■ **WORK INSTRUCTIONS**: Your task is to output the listing word for word, with pictures excluded.

▽

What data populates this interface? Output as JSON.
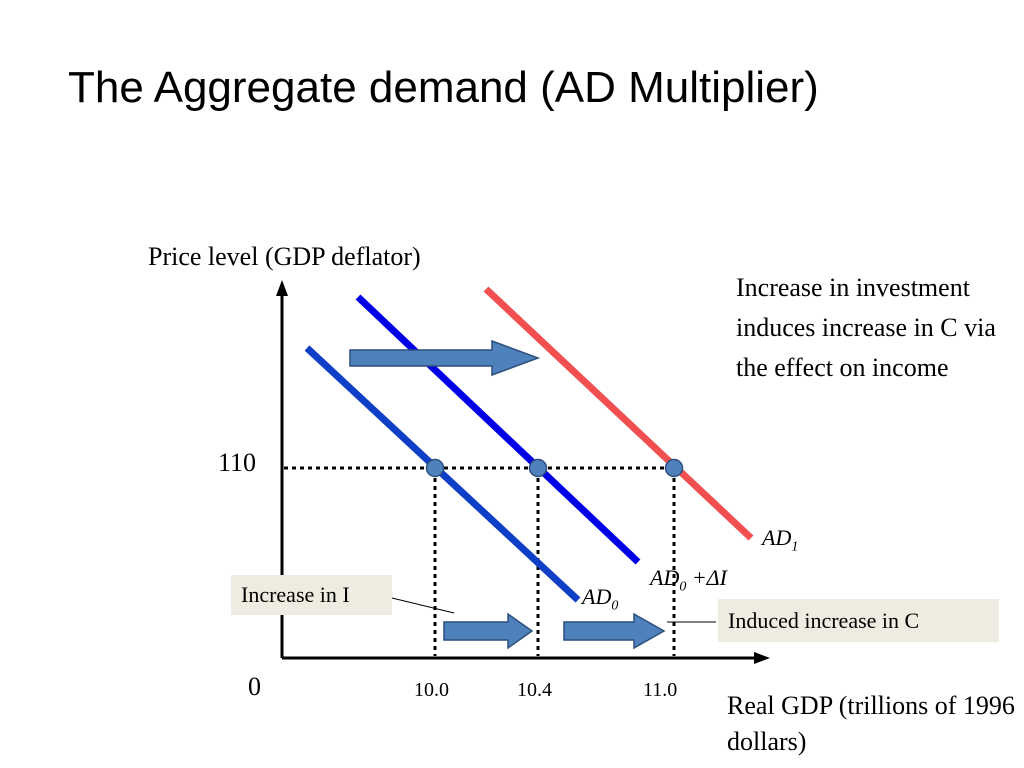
{
  "title": "The Aggregate demand (AD Multiplier)",
  "y_axis_label": "Price level (GDP deflator)",
  "x_axis_label": "Real GDP (trillions of 1996 dollars)",
  "origin_label": "0",
  "price_level": "110",
  "x_ticks": [
    "10.0",
    "10.4",
    "11.0"
  ],
  "annotation": "Increase in investment induces increase in C via the effect on income",
  "box_increase_in_i": "Increase in I",
  "box_induced_c": "Induced increase in C",
  "curves": {
    "ad0": {
      "main": "AD",
      "sub": "0"
    },
    "ad0_plus_di": {
      "main": "AD",
      "sub": "0",
      "suffix": " +ΔI"
    },
    "ad1": {
      "main": "AD",
      "sub": "1"
    }
  },
  "colors": {
    "ad0": "#0e3fc6",
    "ad0_plus_di": "#0000e6",
    "ad1": "#f25050",
    "arrow": "#4f81bd",
    "box": "#eeece1"
  }
}
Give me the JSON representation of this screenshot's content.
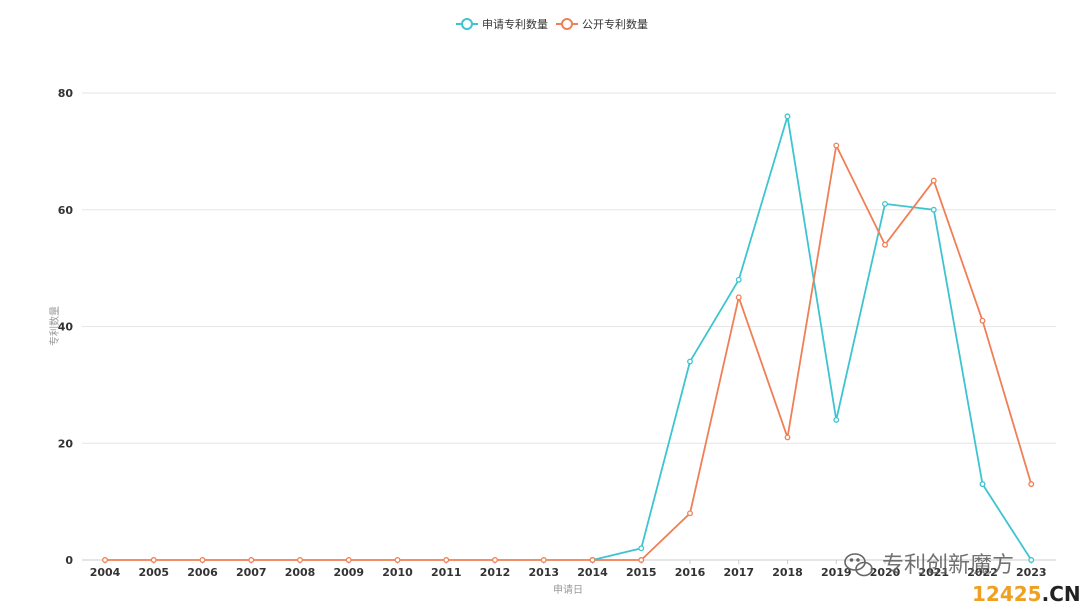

△

■ **FINISHED ANSWER**:
What data populates this interface? Output as JSON.
{
  "title": "The Aggregate demand (AD Multiplier)",
  "y_axis_label": "Price level (GDP deflator)",
  "x_axis_label": "Real GDP (trillions of 1996 dollars)",
  "origin_label": "0",
  "price_level": "110",
  "x_ticks": [
    "10.0",
    "10.4",
    "11.0"
  ],
  "annotation": "Increase in investment induces increase in C via the effect on income",
  "box_increase_in_i": "Increase in I",
  "box_induced_c": "Induced increase in C",
  "curves": {
    "ad0": {
      "main": "AD",
      "sub": "0"
    },
    "ad0_plus_di": {
      "main": "AD",
      "sub": "0",
      "suffix": " +ΔI"
    },
    "ad1": {
      "main": "AD",
      "sub": "1"
    }
  },
  "colors": {
    "ad0": "#0e3fc6",
    "ad0_plus_di": "#0000e6",
    "ad1": "#f25050",
    "arrow": "#4f81bd",
    "box": "#eeece1"
  }
}
Give me the JSON representation of this screenshot's content.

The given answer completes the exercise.